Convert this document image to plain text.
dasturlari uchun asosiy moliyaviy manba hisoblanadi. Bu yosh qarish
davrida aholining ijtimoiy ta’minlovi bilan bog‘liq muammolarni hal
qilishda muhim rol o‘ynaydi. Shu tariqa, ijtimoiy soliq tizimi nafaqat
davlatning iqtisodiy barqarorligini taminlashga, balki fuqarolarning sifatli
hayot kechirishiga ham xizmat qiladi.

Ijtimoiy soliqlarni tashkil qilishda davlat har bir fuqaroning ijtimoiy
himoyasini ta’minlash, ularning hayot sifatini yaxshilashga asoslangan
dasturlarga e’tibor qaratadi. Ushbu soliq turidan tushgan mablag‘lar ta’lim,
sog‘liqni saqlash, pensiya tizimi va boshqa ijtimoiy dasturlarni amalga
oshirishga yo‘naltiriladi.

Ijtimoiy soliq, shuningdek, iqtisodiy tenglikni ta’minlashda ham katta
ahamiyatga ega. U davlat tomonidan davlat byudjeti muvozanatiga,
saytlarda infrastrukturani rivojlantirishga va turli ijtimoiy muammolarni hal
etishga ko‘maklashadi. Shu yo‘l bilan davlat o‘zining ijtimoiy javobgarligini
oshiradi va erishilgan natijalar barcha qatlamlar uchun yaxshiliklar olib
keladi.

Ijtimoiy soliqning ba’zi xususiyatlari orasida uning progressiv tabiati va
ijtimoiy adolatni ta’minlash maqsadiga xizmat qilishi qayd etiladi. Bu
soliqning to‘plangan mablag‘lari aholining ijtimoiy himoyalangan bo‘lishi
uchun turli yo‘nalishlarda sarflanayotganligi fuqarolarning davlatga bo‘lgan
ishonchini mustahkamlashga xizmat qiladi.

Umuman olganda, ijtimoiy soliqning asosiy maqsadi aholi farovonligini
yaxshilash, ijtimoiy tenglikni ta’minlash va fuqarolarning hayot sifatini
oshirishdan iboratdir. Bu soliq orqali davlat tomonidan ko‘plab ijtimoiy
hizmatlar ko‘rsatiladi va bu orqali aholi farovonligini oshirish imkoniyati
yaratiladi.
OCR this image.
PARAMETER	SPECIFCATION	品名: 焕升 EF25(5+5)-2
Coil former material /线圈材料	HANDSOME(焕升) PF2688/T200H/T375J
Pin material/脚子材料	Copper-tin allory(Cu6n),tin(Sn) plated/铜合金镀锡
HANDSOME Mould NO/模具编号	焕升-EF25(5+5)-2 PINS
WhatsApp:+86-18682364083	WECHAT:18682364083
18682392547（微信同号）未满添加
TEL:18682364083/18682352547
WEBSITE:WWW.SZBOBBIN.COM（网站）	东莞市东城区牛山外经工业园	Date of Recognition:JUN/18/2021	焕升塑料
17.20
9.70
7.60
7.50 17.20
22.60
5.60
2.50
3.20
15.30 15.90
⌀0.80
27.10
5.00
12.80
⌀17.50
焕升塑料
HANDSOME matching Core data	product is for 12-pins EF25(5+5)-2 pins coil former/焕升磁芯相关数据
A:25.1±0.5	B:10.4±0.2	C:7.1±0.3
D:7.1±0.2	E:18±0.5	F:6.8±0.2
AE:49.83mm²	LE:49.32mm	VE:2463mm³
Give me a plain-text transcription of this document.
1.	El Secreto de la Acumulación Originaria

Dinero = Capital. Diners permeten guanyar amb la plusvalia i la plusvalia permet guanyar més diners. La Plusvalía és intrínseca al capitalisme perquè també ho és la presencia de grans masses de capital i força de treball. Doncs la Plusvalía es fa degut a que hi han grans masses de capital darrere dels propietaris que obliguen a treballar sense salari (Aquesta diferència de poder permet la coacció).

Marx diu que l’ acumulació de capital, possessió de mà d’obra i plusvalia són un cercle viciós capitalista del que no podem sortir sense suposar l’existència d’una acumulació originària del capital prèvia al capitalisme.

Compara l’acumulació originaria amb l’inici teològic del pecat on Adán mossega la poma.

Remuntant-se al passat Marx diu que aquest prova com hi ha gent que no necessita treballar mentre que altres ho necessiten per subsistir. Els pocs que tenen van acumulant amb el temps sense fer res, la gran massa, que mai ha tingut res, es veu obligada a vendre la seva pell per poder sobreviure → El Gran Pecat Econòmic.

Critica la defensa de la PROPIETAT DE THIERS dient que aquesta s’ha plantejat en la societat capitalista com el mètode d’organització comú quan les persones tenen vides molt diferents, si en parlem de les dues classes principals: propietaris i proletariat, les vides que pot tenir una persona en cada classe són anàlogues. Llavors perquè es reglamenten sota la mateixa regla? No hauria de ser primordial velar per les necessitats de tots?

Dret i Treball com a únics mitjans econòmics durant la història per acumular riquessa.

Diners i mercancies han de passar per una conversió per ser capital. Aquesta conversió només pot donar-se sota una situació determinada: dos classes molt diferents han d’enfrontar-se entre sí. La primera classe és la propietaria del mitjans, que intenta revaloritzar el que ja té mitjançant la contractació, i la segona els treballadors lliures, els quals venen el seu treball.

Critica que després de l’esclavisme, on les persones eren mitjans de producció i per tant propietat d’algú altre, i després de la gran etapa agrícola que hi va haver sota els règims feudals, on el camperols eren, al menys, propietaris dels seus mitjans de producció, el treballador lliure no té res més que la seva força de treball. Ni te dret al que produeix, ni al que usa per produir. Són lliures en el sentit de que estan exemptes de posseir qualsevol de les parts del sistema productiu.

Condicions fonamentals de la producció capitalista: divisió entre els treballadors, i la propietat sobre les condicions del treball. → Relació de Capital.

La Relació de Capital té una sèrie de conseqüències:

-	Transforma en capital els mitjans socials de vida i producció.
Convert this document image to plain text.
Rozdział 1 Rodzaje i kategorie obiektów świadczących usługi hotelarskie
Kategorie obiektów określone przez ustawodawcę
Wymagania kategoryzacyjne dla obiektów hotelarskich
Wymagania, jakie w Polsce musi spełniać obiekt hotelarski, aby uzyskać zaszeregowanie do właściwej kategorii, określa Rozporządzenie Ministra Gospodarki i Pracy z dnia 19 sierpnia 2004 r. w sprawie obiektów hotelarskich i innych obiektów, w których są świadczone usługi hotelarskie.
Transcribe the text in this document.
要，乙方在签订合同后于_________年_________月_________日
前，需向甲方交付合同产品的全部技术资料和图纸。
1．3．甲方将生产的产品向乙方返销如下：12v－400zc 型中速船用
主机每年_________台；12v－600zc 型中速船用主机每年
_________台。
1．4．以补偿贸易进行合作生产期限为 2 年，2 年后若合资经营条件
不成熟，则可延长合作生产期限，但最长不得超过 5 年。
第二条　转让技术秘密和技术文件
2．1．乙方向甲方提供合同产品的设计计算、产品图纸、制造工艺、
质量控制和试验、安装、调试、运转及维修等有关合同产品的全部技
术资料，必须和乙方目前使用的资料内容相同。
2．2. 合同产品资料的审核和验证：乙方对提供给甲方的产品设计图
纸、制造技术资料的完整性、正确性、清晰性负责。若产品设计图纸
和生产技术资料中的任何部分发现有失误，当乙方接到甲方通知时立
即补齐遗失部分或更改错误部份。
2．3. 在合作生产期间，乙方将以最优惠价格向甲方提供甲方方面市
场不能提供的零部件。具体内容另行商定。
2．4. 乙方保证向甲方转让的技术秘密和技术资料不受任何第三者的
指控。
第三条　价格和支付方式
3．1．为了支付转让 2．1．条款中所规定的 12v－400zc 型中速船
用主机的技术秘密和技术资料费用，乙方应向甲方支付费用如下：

→ **Description of the task**
Repeat the records above exactly, from the first line to the last.

→ **Completed task**
Convert this document image to plain text.
dasturlari uchun asosiy moliyaviy manba hisoblanadi. Bu yosh qarish
davrida aholining ijtimoiy ta’minlovi bilan bog‘liq muammolarni hal
qilishda muhim rol o‘ynaydi. Shu tariqa, ijtimoiy soliq tizimi nafaqat
davlatning iqtisodiy barqarorligini taminlashga, balki fuqarolarning sifatli
hayot kechirishiga ham xizmat qiladi.

Ijtimoiy soliqlarni tashkil qilishda davlat har bir fuqaroning ijtimoiy
himoyasini ta’minlash, ularning hayot sifatini yaxshilashga asoslangan
dasturlarga e’tibor qaratadi. Ushbu soliq turidan tushgan mablag‘lar ta’lim,
sog‘liqni saqlash, pensiya tizimi va boshqa ijtimoiy dasturlarni amalga
oshirishga yo‘naltiriladi.

Ijtimoiy soliq, shuningdek, iqtisodiy tenglikni ta’minlashda ham katta
ahamiyatga ega. U davlat tomonidan davlat byudjeti muvozanatiga,
saytlarda infrastrukturani rivojlantirishga va turli ijtimoiy muammolarni hal
etishga ko‘maklashadi. Shu yo‘l bilan davlat o‘zining ijtimoiy javobgarligini
oshiradi va erishilgan natijalar barcha qatlamlar uchun yaxshiliklar olib
keladi.

Ijtimoiy soliqning ba’zi xususiyatlari orasida uning progressiv tabiati va
ijtimoiy adolatni ta’minlash maqsadiga xizmat qilishi qayd etiladi. Bu
soliqning to‘plangan mablag‘lari aholining ijtimoiy himoyalangan bo‘lishi
uchun turli yo‘nalishlarda sarflanayotganligi fuqarolarning davlatga bo‘lgan
ishonchini mustahkamlashga xizmat qiladi.

Umuman olganda, ijtimoiy soliqning asosiy maqsadi aholi farovonligini
yaxshilash, ijtimoiy tenglikni ta’minlash va fuqarolarning hayot sifatini
oshirishdan iboratdir. Bu soliq orqali davlat tomonidan ko‘plab ijtimoiy
hizmatlar ko‘rsatiladi va bu orqali aholi farovonligini oshirish imkoniyati
yaratiladi.
OCR this image.
PARAMETER	SPECIFCATION	品名: 焕升 EF25(5+5)-2
Coil former material /线圈材料	HANDSOME(焕升) PF2688/T200H/T375J
Pin material/脚子材料	Copper-tin allory(Cu6n),tin(Sn) plated/铜合金镀锡
HANDSOME Mould NO/模具编号	焕升-EF25(5+5)-2 PINS
WhatsApp:+86-18682364083	WECHAT:18682364083
18682392547（微信同号）未满添加
TEL:18682364083/18682352547
WEBSITE:WWW.SZBOBBIN.COM（网站）	东莞市东城区牛山外经工业园	Date of Recognition:JUN/18/2021	焕升塑料
17.20
9.70
7.60
7.50 17.20
22.60
5.60
2.50
3.20
15.30 15.90
⌀0.80
27.10
5.00
12.80
⌀17.50
焕升塑料
HANDSOME matching Core data	product is for 12-pins EF25(5+5)-2 pins coil former/焕升磁芯相关数据
A:25.1±0.5	B:10.4±0.2	C:7.1±0.3
D:7.1±0.2	E:18±0.5	F:6.8±0.2
AE:49.83mm²	LE:49.32mm	VE:2463mm³
Give me a plain-text transcription of this document.
1.	El Secreto de la Acumulación Originaria

Dinero = Capital. Diners permeten guanyar amb la plusvalia i la plusvalia permet guanyar més diners. La Plusvalía és intrínseca al capitalisme perquè també ho és la presencia de grans masses de capital i força de treball. Doncs la Plusvalía es fa degut a que hi han grans masses de capital darrere dels propietaris que obliguen a treballar sense salari (Aquesta diferència de poder permet la coacció).

Marx diu que l’ acumulació de capital, possessió de mà d’obra i plusvalia són un cercle viciós capitalista del que no podem sortir sense suposar l’existència d’una acumulació originària del capital prèvia al capitalisme.

Compara l’acumulació originaria amb l’inici teològic del pecat on Adán mossega la poma.

Remuntant-se al passat Marx diu que aquest prova com hi ha gent que no necessita treballar mentre que altres ho necessiten per subsistir. Els pocs que tenen van acumulant amb el temps sense fer res, la gran massa, que mai ha tingut res, es veu obligada a vendre la seva pell per poder sobreviure → El Gran Pecat Econòmic.

Critica la defensa de la PROPIETAT DE THIERS dient que aquesta s’ha plantejat en la societat capitalista com el mètode d’organització comú quan les persones tenen vides molt diferents, si en parlem de les dues classes principals: propietaris i proletariat, les vides que pot tenir una persona en cada classe són anàlogues. Llavors perquè es reglamenten sota la mateixa regla? No hauria de ser primordial velar per les necessitats de tots?

Dret i Treball com a únics mitjans econòmics durant la història per acumular riquessa.

Diners i mercancies han de passar per una conversió per ser capital. Aquesta conversió només pot donar-se sota una situació determinada: dos classes molt diferents han d’enfrontar-se entre sí. La primera classe és la propietaria del mitjans, que intenta revaloritzar el que ja té mitjançant la contractació, i la segona els treballadors lliures, els quals venen el seu treball.

Critica que després de l’esclavisme, on les persones eren mitjans de producció i per tant propietat d’algú altre, i després de la gran etapa agrícola que hi va haver sota els règims feudals, on el camperols eren, al menys, propietaris dels seus mitjans de producció, el treballador lliure no té res més que la seva força de treball. Ni te dret al que produeix, ni al que usa per produir. Són lliures en el sentit de que estan exemptes de posseir qualsevol de les parts del sistema productiu.

Condicions fonamentals de la producció capitalista: divisió entre els treballadors, i la propietat sobre les condicions del treball. → Relació de Capital.

La Relació de Capital té una sèrie de conseqüències:

-	Transforma en capital els mitjans socials de vida i producció.
Convert this document image to plain text.
Rozdział 1 Rodzaje i kategorie obiektów świadczących usługi hotelarskie
Kategorie obiektów określone przez ustawodawcę
Wymagania kategoryzacyjne dla obiektów hotelarskich
Wymagania, jakie w Polsce musi spełniać obiekt hotelarski, aby uzyskać zaszeregowanie do właściwej kategorii, określa Rozporządzenie Ministra Gospodarki i Pracy z dnia 19 sierpnia 2004 r. w sprawie obiektów hotelarskich i innych obiektów, w których są świadczone usługi hotelarskie.
Transcribe the text in this document.
要，乙方在签订合同后于_________年_________月_________日
前，需向甲方交付合同产品的全部技术资料和图纸。
1．3．甲方将生产的产品向乙方返销如下：12v－400zc 型中速船用
主机每年_________台；12v－600zc 型中速船用主机每年
_________台。
1．4．以补偿贸易进行合作生产期限为 2 年，2 年后若合资经营条件
不成熟，则可延长合作生产期限，但最长不得超过 5 年。
第二条　转让技术秘密和技术文件
2．1．乙方向甲方提供合同产品的设计计算、产品图纸、制造工艺、
质量控制和试验、安装、调试、运转及维修等有关合同产品的全部技
术资料，必须和乙方目前使用的资料内容相同。
2．2. 合同产品资料的审核和验证：乙方对提供给甲方的产品设计图
纸、制造技术资料的完整性、正确性、清晰性负责。若产品设计图纸
和生产技术资料中的任何部分发现有失误，当乙方接到甲方通知时立
即补齐遗失部分或更改错误部份。
2．3. 在合作生产期间，乙方将以最优惠价格向甲方提供甲方方面市
场不能提供的零部件。具体内容另行商定。
2．4. 乙方保证向甲方转让的技术秘密和技术资料不受任何第三者的
指控。
第三条　价格和支付方式
3．1．为了支付转让 2．1．条款中所规定的 12v－400zc 型中速船
用主机的技术秘密和技术资料费用，乙方应向甲方支付费用如下：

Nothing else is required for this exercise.